▶ What to work on: Pull out every line of the listing below where "name" appears.
"""
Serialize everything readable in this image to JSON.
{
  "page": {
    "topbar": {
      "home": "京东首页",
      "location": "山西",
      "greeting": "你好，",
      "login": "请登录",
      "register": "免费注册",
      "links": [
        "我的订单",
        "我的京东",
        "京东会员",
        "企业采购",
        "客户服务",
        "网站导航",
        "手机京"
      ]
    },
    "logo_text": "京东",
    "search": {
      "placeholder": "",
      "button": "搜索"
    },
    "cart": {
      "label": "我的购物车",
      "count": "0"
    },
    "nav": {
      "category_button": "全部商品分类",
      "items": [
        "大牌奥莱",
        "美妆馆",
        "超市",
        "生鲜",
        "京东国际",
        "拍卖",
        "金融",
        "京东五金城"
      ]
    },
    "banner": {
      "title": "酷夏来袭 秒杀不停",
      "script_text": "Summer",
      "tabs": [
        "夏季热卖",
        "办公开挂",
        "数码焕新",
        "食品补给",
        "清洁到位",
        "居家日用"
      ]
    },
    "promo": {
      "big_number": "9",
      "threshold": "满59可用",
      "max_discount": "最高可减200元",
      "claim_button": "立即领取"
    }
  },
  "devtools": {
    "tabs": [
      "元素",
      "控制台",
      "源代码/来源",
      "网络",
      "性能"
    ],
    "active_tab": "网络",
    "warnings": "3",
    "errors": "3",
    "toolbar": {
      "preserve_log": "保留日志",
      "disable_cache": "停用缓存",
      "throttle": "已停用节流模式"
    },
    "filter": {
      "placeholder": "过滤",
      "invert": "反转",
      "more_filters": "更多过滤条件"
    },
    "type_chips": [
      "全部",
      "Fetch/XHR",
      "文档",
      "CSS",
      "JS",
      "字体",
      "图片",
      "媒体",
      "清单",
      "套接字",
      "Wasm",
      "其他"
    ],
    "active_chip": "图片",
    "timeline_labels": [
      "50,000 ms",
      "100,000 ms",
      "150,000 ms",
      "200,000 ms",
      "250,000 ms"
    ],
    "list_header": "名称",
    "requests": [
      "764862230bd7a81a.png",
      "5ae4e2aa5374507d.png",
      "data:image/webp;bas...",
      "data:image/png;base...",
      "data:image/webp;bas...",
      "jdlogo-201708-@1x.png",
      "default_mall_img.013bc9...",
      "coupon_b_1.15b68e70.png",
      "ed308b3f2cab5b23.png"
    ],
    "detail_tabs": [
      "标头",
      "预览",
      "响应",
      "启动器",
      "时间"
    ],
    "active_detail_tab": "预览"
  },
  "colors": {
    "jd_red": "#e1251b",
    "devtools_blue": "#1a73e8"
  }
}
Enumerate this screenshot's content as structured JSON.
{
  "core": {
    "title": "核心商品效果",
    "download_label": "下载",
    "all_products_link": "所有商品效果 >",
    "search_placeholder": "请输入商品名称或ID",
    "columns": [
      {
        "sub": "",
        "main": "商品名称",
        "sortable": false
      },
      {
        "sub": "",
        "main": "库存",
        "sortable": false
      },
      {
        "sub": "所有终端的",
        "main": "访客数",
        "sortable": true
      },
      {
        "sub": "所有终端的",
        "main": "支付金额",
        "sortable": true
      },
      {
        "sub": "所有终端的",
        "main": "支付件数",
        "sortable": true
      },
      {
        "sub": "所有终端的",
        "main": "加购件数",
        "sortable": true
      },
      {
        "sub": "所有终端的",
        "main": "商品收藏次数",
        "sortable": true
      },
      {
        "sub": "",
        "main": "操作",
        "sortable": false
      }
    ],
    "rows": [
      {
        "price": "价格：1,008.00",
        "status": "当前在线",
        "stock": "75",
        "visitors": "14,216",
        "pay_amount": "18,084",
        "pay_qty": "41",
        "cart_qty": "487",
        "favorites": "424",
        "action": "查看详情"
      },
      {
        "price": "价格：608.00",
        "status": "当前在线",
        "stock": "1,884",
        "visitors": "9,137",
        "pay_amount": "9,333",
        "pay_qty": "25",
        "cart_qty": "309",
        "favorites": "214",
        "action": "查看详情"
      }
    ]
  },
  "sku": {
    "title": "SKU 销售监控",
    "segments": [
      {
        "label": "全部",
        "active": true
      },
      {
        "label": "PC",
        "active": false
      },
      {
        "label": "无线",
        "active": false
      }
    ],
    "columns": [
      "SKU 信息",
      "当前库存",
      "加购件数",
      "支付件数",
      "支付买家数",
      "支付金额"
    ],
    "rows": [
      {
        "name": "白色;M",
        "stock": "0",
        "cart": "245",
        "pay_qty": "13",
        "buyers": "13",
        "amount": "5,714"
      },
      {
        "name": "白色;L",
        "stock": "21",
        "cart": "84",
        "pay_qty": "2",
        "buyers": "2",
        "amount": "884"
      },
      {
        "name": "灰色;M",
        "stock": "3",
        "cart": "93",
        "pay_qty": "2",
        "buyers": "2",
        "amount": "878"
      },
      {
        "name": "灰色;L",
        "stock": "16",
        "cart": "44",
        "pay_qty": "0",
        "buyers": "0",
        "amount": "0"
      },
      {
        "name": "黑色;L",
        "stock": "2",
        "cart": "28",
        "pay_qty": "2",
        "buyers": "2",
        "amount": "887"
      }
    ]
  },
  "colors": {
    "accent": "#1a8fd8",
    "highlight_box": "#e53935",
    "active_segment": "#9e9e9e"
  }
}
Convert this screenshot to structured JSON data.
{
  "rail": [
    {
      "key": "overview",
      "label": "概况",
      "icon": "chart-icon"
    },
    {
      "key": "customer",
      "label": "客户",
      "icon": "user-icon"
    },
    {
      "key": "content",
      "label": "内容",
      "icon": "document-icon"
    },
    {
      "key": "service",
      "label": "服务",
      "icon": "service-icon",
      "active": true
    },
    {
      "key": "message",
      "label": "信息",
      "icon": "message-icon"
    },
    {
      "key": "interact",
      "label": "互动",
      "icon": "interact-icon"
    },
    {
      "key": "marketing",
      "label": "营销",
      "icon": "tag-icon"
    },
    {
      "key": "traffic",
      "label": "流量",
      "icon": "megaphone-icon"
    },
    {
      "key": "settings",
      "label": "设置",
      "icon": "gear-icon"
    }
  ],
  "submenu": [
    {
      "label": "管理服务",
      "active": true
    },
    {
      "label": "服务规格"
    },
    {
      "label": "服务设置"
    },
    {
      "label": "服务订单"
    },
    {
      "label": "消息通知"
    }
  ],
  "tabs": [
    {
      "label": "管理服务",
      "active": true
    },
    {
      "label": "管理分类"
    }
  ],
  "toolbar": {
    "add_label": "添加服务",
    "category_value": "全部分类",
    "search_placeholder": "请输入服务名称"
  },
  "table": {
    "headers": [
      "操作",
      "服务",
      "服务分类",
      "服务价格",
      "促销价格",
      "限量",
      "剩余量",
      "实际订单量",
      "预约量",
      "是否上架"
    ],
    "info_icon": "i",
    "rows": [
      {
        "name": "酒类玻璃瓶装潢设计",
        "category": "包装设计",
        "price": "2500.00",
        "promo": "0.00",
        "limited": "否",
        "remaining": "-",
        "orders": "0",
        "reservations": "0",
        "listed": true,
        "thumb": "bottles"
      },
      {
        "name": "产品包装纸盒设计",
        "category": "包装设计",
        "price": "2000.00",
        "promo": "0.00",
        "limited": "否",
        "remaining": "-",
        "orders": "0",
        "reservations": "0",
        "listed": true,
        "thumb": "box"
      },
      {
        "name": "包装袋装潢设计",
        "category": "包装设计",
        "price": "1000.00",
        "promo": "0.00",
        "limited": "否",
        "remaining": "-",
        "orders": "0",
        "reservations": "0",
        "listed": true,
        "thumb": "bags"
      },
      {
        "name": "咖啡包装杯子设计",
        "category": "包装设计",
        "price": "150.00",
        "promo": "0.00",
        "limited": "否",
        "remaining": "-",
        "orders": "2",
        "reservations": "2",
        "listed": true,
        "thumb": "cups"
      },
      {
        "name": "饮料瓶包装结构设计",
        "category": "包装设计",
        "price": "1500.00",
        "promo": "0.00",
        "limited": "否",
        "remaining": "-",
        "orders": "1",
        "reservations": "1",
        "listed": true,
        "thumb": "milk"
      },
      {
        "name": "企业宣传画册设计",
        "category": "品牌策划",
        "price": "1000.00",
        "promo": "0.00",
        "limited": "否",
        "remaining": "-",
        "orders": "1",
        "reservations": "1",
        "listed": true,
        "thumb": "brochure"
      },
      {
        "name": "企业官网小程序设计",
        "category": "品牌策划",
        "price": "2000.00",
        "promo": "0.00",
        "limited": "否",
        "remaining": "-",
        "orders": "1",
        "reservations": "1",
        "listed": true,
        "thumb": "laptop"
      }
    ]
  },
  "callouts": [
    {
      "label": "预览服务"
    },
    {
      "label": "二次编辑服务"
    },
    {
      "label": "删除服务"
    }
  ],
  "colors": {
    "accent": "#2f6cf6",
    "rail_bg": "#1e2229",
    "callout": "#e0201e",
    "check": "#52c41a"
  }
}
"""
▶ The output:
        "name": "白色;M",
        "name": "白色;L",
        "name": "灰色;M",
        "name": "灰色;L",
        "name": "黑色;L",
        "name": "酒类玻璃瓶装潢设计",
        "name": "产品包装纸盒设计",
        "name": "包装袋装潢设计",
        "name": "咖啡包装杯子设计",
        "name": "饮料瓶包装结构设计",
        "name": "企业宣传画册设计",
        "name": "企业官网小程序设计",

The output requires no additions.